**AIM**
Could you repeat, word for word, every line from the one containing "Output a JSON" through the final line of the records below, and nothing else?

-- begin RECORDS FOR THE TASK --

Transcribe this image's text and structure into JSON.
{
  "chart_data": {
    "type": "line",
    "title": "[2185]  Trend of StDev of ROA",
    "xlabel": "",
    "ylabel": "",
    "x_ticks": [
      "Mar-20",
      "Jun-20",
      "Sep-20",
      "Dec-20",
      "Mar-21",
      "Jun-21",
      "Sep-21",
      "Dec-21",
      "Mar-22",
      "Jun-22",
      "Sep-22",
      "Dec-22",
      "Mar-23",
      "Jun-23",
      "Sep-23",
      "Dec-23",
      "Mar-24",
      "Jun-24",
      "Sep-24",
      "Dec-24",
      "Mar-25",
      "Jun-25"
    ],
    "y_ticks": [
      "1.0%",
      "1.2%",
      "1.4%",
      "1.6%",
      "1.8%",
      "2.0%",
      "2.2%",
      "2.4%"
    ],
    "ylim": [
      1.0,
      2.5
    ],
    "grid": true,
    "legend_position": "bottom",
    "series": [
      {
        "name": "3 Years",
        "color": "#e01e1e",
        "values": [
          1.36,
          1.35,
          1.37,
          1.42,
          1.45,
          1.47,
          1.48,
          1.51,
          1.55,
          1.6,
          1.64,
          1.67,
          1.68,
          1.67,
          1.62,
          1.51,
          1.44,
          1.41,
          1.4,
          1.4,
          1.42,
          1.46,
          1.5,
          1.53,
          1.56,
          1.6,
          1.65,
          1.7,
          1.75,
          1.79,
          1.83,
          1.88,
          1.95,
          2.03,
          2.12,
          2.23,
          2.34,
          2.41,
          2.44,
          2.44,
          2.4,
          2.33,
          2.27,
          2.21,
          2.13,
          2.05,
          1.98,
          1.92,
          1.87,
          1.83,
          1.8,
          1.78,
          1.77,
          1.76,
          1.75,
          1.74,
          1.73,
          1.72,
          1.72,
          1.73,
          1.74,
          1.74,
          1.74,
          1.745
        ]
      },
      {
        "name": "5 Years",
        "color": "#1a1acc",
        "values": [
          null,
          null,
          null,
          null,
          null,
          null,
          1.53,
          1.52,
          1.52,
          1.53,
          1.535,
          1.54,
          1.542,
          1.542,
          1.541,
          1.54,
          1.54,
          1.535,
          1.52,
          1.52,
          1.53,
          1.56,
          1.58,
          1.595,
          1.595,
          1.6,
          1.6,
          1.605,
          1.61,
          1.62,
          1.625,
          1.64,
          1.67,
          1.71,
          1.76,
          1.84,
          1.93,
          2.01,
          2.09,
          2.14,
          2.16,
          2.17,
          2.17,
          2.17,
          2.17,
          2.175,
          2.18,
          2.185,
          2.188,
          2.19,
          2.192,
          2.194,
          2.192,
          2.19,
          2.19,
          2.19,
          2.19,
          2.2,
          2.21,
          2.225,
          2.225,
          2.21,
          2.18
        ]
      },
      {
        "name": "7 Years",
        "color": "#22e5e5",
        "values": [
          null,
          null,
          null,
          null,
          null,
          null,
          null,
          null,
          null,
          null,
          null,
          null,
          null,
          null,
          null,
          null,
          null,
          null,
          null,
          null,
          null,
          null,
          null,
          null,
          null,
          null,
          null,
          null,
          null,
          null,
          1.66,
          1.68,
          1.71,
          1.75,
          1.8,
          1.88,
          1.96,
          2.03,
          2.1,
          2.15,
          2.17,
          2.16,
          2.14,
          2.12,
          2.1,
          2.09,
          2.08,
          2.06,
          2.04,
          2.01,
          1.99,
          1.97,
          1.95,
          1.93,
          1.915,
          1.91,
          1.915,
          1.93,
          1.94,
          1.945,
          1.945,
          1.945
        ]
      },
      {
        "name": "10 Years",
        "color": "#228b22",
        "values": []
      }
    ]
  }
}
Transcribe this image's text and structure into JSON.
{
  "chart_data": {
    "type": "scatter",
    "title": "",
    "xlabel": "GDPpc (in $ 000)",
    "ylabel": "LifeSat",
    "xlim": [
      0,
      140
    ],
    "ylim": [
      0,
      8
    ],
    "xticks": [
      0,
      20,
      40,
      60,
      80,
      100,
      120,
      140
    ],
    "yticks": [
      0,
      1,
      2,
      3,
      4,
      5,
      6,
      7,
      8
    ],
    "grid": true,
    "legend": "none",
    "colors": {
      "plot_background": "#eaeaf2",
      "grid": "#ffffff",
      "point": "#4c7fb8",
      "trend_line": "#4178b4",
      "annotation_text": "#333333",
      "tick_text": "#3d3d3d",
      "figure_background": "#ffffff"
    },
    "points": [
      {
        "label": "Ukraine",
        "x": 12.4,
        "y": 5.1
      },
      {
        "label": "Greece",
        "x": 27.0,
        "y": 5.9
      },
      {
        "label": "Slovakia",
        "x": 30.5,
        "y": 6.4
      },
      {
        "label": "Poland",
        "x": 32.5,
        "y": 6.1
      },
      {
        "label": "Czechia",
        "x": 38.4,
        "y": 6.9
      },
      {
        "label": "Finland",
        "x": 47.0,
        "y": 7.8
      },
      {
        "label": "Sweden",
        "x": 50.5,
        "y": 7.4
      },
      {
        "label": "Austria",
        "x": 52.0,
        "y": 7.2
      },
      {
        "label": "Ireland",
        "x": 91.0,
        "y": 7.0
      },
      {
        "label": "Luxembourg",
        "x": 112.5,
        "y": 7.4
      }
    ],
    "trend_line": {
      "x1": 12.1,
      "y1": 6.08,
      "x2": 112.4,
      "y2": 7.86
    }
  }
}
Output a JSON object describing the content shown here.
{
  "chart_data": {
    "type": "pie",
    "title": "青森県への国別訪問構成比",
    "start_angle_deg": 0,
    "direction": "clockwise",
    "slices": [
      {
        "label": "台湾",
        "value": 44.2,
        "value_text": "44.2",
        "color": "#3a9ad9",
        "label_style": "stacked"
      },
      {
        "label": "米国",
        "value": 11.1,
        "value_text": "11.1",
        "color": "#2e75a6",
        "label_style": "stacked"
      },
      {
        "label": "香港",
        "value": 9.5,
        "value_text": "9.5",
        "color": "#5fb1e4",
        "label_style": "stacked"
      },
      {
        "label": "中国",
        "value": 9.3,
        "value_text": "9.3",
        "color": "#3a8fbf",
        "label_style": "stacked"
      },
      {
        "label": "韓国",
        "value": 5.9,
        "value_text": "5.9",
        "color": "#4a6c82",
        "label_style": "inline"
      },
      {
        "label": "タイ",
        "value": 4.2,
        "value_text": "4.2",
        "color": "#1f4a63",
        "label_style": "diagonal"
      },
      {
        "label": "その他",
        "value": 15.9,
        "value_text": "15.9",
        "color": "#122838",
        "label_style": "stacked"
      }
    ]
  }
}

-- end RECORDS FOR THE TASK --

**ANSWER TO THE TASK**
Output a JSON object describing the content shown here.
{
  "chart_data": {
    "type": "pie",
    "title": "青森県への国別訪問構成比",
    "start_angle_deg": 0,
    "direction": "clockwise",
    "slices": [
      {
        "label": "台湾",
        "value": 44.2,
        "value_text": "44.2",
        "color": "#3a9ad9",
        "label_style": "stacked"
      },
      {
        "label": "米国",
        "value": 11.1,
        "value_text": "11.1",
        "color": "#2e75a6",
        "label_style": "stacked"
      },
      {
        "label": "香港",
        "value": 9.5,
        "value_text": "9.5",
        "color": "#5fb1e4",
        "label_style": "stacked"
      },
      {
        "label": "中国",
        "value": 9.3,
        "value_text": "9.3",
        "color": "#3a8fbf",
        "label_style": "stacked"
      },
      {
        "label": "韓国",
        "value": 5.9,
        "value_text": "5.9",
        "color": "#4a6c82",
        "label_style": "inline"
      },
      {
        "label": "タイ",
        "value": 4.2,
        "value_text": "4.2",
        "color": "#1f4a63",
        "label_style": "diagonal"
      },
      {
        "label": "その他",
        "value": 15.9,
        "value_text": "15.9",
        "color": "#122838",
        "label_style": "stacked"
      }
    ]
  }
}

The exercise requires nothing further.